Work to complete
Here are some entries; quote each one exactly.

Input material
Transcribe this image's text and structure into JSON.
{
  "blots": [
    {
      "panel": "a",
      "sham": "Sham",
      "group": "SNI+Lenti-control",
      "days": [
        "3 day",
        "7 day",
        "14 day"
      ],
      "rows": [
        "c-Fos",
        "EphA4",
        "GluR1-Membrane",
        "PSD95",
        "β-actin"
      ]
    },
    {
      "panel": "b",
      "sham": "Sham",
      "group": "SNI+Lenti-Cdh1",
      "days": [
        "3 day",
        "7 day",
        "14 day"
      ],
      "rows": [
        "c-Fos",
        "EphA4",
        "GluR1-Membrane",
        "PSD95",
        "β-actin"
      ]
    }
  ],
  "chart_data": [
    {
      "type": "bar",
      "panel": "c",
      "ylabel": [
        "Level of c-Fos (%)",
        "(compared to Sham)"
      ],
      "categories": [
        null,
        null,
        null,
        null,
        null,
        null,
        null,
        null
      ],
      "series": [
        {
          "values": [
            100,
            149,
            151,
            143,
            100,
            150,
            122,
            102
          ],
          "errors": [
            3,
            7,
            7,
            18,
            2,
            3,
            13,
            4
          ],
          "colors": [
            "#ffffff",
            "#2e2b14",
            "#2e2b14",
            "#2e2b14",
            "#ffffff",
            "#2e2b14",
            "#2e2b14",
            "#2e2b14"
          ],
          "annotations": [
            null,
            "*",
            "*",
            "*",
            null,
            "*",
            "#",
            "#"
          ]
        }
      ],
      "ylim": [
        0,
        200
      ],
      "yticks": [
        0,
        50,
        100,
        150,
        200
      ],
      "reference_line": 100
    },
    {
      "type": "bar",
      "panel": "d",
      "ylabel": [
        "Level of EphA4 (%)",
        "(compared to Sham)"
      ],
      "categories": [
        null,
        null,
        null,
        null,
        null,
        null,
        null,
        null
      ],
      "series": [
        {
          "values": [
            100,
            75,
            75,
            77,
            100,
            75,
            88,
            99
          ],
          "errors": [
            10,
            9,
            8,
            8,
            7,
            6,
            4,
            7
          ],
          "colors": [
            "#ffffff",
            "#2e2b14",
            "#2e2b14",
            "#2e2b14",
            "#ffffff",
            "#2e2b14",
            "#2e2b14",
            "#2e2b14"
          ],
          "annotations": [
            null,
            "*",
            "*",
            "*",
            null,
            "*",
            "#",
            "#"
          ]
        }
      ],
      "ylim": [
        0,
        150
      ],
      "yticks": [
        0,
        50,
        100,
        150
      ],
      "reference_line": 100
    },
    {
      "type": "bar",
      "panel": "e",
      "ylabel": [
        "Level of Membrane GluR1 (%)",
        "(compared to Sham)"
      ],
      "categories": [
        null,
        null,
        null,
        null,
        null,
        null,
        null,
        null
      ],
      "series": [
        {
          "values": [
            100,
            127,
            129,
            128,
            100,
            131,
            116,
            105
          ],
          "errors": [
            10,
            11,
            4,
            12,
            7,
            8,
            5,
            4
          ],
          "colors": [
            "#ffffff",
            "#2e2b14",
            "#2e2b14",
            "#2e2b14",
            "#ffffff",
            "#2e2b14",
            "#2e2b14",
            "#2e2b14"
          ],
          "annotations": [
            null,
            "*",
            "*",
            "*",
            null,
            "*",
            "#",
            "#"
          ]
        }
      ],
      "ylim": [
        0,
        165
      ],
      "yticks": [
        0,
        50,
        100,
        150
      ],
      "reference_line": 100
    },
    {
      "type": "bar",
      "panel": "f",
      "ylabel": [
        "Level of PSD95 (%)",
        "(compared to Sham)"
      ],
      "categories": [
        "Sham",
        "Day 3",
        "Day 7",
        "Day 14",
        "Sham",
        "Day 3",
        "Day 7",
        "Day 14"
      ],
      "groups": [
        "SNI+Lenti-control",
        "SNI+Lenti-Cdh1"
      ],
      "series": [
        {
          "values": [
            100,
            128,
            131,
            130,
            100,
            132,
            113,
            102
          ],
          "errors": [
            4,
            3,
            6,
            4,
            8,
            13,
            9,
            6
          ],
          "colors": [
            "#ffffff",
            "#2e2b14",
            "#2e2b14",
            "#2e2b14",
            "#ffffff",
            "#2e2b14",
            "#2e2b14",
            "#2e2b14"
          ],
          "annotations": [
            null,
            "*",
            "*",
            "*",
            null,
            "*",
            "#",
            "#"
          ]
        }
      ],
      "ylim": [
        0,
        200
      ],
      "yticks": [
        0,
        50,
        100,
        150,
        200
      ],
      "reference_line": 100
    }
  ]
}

Task solution
Transcribe this image's text and structure into JSON.
{
  "blots": [
    {
      "panel": "a",
      "sham": "Sham",
      "group": "SNI+Lenti-control",
      "days": [
        "3 day",
        "7 day",
        "14 day"
      ],
      "rows": [
        "c-Fos",
        "EphA4",
        "GluR1-Membrane",
        "PSD95",
        "β-actin"
      ]
    },
    {
      "panel": "b",
      "sham": "Sham",
      "group": "SNI+Lenti-Cdh1",
      "days": [
        "3 day",
        "7 day",
        "14 day"
      ],
      "rows": [
        "c-Fos",
        "EphA4",
        "GluR1-Membrane",
        "PSD95",
        "β-actin"
      ]
    }
  ],
  "chart_data": [
    {
      "type": "bar",
      "panel": "c",
      "ylabel": [
        "Level of c-Fos (%)",
        "(compared to Sham)"
      ],
      "categories": [
        null,
        null,
        null,
        null,
        null,
        null,
        null,
        null
      ],
      "series": [
        {
          "values": [
            100,
            149,
            151,
            143,
            100,
            150,
            122,
            102
          ],
          "errors": [
            3,
            7,
            7,
            18,
            2,
            3,
            13,
            4
          ],
          "colors": [
            "#ffffff",
            "#2e2b14",
            "#2e2b14",
            "#2e2b14",
            "#ffffff",
            "#2e2b14",
            "#2e2b14",
            "#2e2b14"
          ],
          "annotations": [
            null,
            "*",
            "*",
            "*",
            null,
            "*",
            "#",
            "#"
          ]
        }
      ],
      "ylim": [
        0,
        200
      ],
      "yticks": [
        0,
        50,
        100,
        150,
        200
      ],
      "reference_line": 100
    },
    {
      "type": "bar",
      "panel": "d",
      "ylabel": [
        "Level of EphA4 (%)",
        "(compared to Sham)"
      ],
      "categories": [
        null,
        null,
        null,
        null,
        null,
        null,
        null,
        null
      ],
      "series": [
        {
          "values": [
            100,
            75,
            75,
            77,
            100,
            75,
            88,
            99
          ],
          "errors": [
            10,
            9,
            8,
            8,
            7,
            6,
            4,
            7
          ],
          "colors": [
            "#ffffff",
            "#2e2b14",
            "#2e2b14",
            "#2e2b14",
            "#ffffff",
            "#2e2b14",
            "#2e2b14",
            "#2e2b14"
          ],
          "annotations": [
            null,
            "*",
            "*",
            "*",
            null,
            "*",
            "#",
            "#"
          ]
        }
      ],
      "ylim": [
        0,
        150
      ],
      "yticks": [
        0,
        50,
        100,
        150
      ],
      "reference_line": 100
    },
    {
      "type": "bar",
      "panel": "e",
      "ylabel": [
        "Level of Membrane GluR1 (%)",
        "(compared to Sham)"
      ],
      "categories": [
        null,
        null,
        null,
        null,
        null,
        null,
        null,
        null
      ],
      "series": [
        {
          "values": [
            100,
            127,
            129,
            128,
            100,
            131,
            116,
            105
          ],
          "errors": [
            10,
            11,
            4,
            12,
            7,
            8,
            5,
            4
          ],
          "colors": [
            "#ffffff",
            "#2e2b14",
            "#2e2b14",
            "#2e2b14",
            "#ffffff",
            "#2e2b14",
            "#2e2b14",
            "#2e2b14"
          ],
          "annotations": [
            null,
            "*",
            "*",
            "*",
            null,
            "*",
            "#",
            "#"
          ]
        }
      ],
      "ylim": [
        0,
        165
      ],
      "yticks": [
        0,
        50,
        100,
        150
      ],
      "reference_line": 100
    },
    {
      "type": "bar",
      "panel": "f",
      "ylabel": [
        "Level of PSD95 (%)",
        "(compared to Sham)"
      ],
      "categories": [
        "Sham",
        "Day 3",
        "Day 7",
        "Day 14",
        "Sham",
        "Day 3",
        "Day 7",
        "Day 14"
      ],
      "groups": [
        "SNI+Lenti-control",
        "SNI+Lenti-Cdh1"
      ],
      "series": [
        {
          "values": [
            100,
            128,
            131,
            130,
            100,
            132,
            113,
            102
          ],
          "errors": [
            4,
            3,
            6,
            4,
            8,
            13,
            9,
            6
          ],
          "colors": [
            "#ffffff",
            "#2e2b14",
            "#2e2b14",
            "#2e2b14",
            "#ffffff",
            "#2e2b14",
            "#2e2b14",
            "#2e2b14"
          ],
          "annotations": [
            null,
            "*",
            "*",
            "*",
            null,
            "*",
            "#",
            "#"
          ]
        }
      ],
      "ylim": [
        0,
        200
      ],
      "yticks": [
        0,
        50,
        100,
        150,
        200
      ],
      "reference_line": 100
    }
  ]
}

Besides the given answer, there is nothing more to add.